DESCRIPTION OF THE TASK: Retype all of the data exactly as given.

(Items listed in a dataset)
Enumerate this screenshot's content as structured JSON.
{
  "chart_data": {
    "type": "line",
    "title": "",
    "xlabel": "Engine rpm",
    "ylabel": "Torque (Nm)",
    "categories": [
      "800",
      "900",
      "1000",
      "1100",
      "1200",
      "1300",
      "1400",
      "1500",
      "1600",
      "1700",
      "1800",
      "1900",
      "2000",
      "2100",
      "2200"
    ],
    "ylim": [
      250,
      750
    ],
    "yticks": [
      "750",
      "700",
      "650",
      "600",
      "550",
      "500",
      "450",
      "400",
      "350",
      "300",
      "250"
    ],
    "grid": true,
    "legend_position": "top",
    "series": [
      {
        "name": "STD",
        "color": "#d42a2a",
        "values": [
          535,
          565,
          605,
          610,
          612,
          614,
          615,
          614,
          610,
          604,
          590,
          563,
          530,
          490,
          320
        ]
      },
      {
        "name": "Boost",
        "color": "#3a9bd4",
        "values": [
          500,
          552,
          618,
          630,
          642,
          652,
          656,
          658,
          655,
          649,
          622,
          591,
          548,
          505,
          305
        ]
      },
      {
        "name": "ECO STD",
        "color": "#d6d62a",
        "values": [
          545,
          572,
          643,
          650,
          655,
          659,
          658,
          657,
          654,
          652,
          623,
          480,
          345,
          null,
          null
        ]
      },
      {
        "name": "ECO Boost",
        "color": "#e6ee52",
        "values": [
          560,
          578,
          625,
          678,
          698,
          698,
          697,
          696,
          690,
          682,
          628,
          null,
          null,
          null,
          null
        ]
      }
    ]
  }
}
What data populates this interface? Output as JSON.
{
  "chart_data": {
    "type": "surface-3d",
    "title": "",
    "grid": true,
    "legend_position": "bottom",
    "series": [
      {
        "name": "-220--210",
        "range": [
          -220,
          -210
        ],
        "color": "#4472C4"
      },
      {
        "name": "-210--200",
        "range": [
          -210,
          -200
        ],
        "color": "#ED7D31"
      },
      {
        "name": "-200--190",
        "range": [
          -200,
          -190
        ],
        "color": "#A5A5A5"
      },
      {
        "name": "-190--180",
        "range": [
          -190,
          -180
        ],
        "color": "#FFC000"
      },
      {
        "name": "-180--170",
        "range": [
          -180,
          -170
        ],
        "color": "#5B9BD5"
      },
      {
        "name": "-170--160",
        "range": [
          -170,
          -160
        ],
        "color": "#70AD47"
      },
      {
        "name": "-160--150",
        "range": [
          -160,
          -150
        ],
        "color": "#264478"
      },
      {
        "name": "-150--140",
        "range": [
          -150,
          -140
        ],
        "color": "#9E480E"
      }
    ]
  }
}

TASK OUTPUT:
Enumerate this screenshot's content as structured JSON.
{
  "chart_data": {
    "type": "line",
    "title": "",
    "xlabel": "Engine rpm",
    "ylabel": "Torque (Nm)",
    "categories": [
      "800",
      "900",
      "1000",
      "1100",
      "1200",
      "1300",
      "1400",
      "1500",
      "1600",
      "1700",
      "1800",
      "1900",
      "2000",
      "2100",
      "2200"
    ],
    "ylim": [
      250,
      750
    ],
    "yticks": [
      "750",
      "700",
      "650",
      "600",
      "550",
      "500",
      "450",
      "400",
      "350",
      "300",
      "250"
    ],
    "grid": true,
    "legend_position": "top",
    "series": [
      {
        "name": "STD",
        "color": "#d42a2a",
        "values": [
          535,
          565,
          605,
          610,
          612,
          614,
          615,
          614,
          610,
          604,
          590,
          563,
          530,
          490,
          320
        ]
      },
      {
        "name": "Boost",
        "color": "#3a9bd4",
        "values": [
          500,
          552,
          618,
          630,
          642,
          652,
          656,
          658,
          655,
          649,
          622,
          591,
          548,
          505,
          305
        ]
      },
      {
        "name": "ECO STD",
        "color": "#d6d62a",
        "values": [
          545,
          572,
          643,
          650,
          655,
          659,
          658,
          657,
          654,
          652,
          623,
          480,
          345,
          null,
          null
        ]
      },
      {
        "name": "ECO Boost",
        "color": "#e6ee52",
        "values": [
          560,
          578,
          625,
          678,
          698,
          698,
          697,
          696,
          690,
          682,
          628,
          null,
          null,
          null,
          null
        ]
      }
    ]
  }
}
What data populates this interface? Output as JSON.
{
  "chart_data": {
    "type": "surface-3d",
    "title": "",
    "grid": true,
    "legend_position": "bottom",
    "series": [
      {
        "name": "-220--210",
        "range": [
          -220,
          -210
        ],
        "color": "#4472C4"
      },
      {
        "name": "-210--200",
        "range": [
          -210,
          -200
        ],
        "color": "#ED7D31"
      },
      {
        "name": "-200--190",
        "range": [
          -200,
          -190
        ],
        "color": "#A5A5A5"
      },
      {
        "name": "-190--180",
        "range": [
          -190,
          -180
        ],
        "color": "#FFC000"
      },
      {
        "name": "-180--170",
        "range": [
          -180,
          -170
        ],
        "color": "#5B9BD5"
      },
      {
        "name": "-170--160",
        "range": [
          -170,
          -160
        ],
        "color": "#70AD47"
      },
      {
        "name": "-160--150",
        "range": [
          -160,
          -150
        ],
        "color": "#264478"
      },
      {
        "name": "-150--140",
        "range": [
          -150,
          -140
        ],
        "color": "#9E480E"
      }
    ]
  }
}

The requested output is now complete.